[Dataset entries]

◇ ◇ ◇

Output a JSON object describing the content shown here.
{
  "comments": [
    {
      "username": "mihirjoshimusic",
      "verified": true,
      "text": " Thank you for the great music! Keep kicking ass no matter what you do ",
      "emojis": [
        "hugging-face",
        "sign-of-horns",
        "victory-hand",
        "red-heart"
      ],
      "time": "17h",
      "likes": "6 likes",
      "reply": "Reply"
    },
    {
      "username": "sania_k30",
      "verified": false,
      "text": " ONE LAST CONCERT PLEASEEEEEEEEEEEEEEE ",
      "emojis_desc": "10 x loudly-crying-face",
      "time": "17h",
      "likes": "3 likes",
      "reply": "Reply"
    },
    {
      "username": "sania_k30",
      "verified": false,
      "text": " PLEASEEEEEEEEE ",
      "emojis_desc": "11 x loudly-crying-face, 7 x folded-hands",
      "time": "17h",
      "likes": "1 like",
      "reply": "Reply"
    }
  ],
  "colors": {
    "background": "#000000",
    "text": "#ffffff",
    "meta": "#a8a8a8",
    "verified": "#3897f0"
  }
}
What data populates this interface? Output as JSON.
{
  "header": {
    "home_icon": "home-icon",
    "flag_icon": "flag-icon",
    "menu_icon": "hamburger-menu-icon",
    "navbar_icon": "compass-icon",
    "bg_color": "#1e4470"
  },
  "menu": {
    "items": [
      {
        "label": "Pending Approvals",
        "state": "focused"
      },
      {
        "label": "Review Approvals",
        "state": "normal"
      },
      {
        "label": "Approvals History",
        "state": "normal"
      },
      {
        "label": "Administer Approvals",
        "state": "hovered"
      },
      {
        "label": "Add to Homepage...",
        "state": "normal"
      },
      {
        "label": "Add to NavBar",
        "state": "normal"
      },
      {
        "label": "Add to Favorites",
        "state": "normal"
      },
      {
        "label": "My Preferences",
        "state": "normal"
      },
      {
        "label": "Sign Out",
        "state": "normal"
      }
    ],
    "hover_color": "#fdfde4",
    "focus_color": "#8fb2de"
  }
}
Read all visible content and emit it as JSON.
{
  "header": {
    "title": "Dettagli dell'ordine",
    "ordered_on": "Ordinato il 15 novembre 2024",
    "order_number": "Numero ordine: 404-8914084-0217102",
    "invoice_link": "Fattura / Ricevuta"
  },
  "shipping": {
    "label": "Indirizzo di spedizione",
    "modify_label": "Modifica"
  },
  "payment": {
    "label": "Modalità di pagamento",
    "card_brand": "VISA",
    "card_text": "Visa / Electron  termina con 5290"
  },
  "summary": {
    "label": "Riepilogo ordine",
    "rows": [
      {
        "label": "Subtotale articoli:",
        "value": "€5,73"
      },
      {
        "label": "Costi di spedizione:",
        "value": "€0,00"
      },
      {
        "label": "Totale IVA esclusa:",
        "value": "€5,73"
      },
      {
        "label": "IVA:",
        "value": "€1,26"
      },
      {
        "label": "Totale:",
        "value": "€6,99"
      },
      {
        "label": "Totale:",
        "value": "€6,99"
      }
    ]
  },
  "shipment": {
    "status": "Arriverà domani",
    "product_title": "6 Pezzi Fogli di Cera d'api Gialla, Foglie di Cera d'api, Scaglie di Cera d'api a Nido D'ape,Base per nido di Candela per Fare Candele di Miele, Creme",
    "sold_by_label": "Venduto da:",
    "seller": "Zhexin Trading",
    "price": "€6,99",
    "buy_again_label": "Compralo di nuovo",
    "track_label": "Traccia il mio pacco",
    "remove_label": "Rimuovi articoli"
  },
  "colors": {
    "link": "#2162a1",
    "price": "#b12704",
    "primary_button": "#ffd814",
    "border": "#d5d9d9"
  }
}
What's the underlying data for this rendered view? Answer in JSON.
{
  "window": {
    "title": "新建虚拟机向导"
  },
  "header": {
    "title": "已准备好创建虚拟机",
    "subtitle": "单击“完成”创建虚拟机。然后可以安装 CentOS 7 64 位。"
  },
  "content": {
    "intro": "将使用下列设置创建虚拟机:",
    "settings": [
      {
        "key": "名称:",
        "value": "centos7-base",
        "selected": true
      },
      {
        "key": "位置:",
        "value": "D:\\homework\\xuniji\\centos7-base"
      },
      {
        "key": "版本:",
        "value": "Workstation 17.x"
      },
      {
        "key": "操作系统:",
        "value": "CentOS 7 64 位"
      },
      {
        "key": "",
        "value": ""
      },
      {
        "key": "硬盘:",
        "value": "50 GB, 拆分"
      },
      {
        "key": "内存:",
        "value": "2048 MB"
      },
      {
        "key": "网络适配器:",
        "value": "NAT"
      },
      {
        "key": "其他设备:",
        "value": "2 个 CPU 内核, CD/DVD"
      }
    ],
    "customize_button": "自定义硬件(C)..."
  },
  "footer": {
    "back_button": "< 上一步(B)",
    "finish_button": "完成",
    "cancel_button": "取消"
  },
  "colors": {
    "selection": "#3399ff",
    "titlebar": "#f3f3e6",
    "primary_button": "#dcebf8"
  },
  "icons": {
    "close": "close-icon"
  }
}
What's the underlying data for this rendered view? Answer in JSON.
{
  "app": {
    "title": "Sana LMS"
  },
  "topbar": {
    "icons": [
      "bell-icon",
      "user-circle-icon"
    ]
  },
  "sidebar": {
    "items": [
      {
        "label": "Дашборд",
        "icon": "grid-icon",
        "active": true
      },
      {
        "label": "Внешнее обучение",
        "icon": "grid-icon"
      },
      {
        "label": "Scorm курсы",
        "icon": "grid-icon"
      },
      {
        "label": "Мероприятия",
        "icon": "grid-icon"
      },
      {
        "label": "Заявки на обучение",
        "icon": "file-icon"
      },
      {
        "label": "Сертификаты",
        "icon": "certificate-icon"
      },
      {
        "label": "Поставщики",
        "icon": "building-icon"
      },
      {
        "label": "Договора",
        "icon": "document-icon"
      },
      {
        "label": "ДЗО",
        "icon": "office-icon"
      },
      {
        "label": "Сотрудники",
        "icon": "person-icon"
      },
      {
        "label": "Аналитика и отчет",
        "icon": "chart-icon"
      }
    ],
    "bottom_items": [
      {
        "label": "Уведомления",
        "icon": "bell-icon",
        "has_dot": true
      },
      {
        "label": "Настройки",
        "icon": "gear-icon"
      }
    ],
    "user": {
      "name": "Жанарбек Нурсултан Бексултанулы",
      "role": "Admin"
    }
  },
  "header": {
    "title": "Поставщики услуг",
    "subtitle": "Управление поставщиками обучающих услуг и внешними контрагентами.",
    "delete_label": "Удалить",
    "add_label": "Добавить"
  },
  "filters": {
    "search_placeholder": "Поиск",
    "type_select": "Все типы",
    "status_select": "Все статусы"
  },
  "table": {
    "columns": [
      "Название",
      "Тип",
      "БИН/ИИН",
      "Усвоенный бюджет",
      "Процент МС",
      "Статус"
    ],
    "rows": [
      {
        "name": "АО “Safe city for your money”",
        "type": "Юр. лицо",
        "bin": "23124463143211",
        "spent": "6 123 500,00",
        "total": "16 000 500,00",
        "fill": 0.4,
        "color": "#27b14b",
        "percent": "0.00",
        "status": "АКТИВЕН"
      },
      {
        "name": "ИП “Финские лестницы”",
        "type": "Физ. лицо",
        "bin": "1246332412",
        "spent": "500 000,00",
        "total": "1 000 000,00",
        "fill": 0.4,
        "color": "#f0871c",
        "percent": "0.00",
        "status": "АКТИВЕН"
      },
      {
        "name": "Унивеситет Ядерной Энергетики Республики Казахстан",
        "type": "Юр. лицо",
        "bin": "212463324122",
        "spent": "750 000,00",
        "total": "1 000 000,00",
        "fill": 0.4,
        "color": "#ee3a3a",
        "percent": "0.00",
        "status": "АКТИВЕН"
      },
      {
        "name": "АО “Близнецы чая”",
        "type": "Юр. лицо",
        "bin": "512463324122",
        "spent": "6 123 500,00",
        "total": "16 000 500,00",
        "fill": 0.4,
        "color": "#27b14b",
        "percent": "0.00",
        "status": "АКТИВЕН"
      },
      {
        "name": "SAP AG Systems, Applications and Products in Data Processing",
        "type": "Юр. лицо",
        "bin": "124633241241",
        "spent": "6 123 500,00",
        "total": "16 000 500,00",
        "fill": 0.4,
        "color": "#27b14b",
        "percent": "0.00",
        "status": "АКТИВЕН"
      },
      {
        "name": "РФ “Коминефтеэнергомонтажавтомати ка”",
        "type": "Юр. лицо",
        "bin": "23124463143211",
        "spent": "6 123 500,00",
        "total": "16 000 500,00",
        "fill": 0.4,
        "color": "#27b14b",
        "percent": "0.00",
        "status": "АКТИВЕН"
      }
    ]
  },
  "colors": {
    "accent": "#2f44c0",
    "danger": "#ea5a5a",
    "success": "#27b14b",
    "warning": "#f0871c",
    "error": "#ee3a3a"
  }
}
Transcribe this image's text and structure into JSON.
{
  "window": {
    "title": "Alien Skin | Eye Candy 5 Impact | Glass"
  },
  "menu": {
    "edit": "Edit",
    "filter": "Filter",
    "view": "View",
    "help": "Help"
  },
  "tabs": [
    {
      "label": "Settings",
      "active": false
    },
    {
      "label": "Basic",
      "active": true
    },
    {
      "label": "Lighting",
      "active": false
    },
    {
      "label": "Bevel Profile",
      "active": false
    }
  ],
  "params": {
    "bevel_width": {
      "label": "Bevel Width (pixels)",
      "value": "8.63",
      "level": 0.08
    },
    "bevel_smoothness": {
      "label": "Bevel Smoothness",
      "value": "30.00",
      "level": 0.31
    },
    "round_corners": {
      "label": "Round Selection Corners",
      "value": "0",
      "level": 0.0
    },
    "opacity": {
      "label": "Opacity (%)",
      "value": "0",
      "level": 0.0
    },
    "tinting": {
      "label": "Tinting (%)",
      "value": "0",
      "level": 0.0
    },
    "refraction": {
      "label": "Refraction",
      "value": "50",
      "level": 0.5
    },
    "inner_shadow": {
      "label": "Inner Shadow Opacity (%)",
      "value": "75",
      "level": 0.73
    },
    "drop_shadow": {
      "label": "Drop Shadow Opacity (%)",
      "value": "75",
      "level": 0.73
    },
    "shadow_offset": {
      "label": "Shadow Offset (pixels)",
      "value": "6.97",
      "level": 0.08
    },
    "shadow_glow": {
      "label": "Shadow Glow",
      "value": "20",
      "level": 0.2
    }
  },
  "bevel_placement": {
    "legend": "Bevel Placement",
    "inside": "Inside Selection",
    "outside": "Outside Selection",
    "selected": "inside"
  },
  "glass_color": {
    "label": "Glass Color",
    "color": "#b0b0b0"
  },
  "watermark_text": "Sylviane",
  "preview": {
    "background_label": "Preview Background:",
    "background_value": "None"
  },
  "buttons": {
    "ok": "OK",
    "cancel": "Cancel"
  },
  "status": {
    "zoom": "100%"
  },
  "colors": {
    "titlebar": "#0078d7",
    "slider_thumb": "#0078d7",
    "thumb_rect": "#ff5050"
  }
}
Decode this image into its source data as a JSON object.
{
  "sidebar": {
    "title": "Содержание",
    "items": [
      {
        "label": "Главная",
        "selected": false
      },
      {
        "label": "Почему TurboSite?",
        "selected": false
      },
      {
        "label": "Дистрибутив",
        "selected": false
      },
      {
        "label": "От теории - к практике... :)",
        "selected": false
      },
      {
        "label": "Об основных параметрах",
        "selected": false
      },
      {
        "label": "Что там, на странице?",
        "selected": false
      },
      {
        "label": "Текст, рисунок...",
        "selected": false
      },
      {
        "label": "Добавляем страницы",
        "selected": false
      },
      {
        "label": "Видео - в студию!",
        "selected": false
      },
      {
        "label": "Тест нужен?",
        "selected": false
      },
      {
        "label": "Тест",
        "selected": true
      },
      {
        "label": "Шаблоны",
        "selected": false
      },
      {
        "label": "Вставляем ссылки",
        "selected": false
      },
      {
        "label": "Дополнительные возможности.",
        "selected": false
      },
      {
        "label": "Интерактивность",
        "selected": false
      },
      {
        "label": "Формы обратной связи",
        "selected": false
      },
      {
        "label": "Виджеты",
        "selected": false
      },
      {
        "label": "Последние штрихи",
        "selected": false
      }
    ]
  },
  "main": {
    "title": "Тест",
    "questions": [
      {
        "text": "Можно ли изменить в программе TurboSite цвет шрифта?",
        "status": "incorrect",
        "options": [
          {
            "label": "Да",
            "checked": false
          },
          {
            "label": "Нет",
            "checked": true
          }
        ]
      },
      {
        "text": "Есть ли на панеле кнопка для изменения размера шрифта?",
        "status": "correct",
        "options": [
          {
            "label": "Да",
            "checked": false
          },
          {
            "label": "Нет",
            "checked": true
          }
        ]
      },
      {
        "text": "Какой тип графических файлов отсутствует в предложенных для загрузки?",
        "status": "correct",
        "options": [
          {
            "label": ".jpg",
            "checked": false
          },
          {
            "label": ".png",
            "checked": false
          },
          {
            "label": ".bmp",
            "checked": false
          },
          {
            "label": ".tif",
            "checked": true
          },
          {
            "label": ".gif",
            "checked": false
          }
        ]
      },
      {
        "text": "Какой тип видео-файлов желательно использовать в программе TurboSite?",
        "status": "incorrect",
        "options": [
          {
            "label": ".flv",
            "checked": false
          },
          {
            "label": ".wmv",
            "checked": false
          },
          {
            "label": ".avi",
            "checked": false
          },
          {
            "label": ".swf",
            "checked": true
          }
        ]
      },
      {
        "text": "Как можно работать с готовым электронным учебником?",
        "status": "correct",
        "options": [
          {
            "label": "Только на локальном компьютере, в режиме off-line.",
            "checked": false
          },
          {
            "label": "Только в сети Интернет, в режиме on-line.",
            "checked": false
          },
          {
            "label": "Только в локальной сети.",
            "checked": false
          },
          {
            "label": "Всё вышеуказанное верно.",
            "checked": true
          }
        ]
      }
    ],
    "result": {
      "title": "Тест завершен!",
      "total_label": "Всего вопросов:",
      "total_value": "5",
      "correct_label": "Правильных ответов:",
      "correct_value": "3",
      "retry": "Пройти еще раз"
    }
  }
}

◇ ◇ ◇

### Task details:
Among the lines of the data, identify those with the word "Какой". Copy each of them.

### Task solution:
        "text": "Какой тип графических файлов отсутствует в предложенных для загрузки?",
        "text": "Какой тип видео-файлов желательно использовать в программе TurboSite?",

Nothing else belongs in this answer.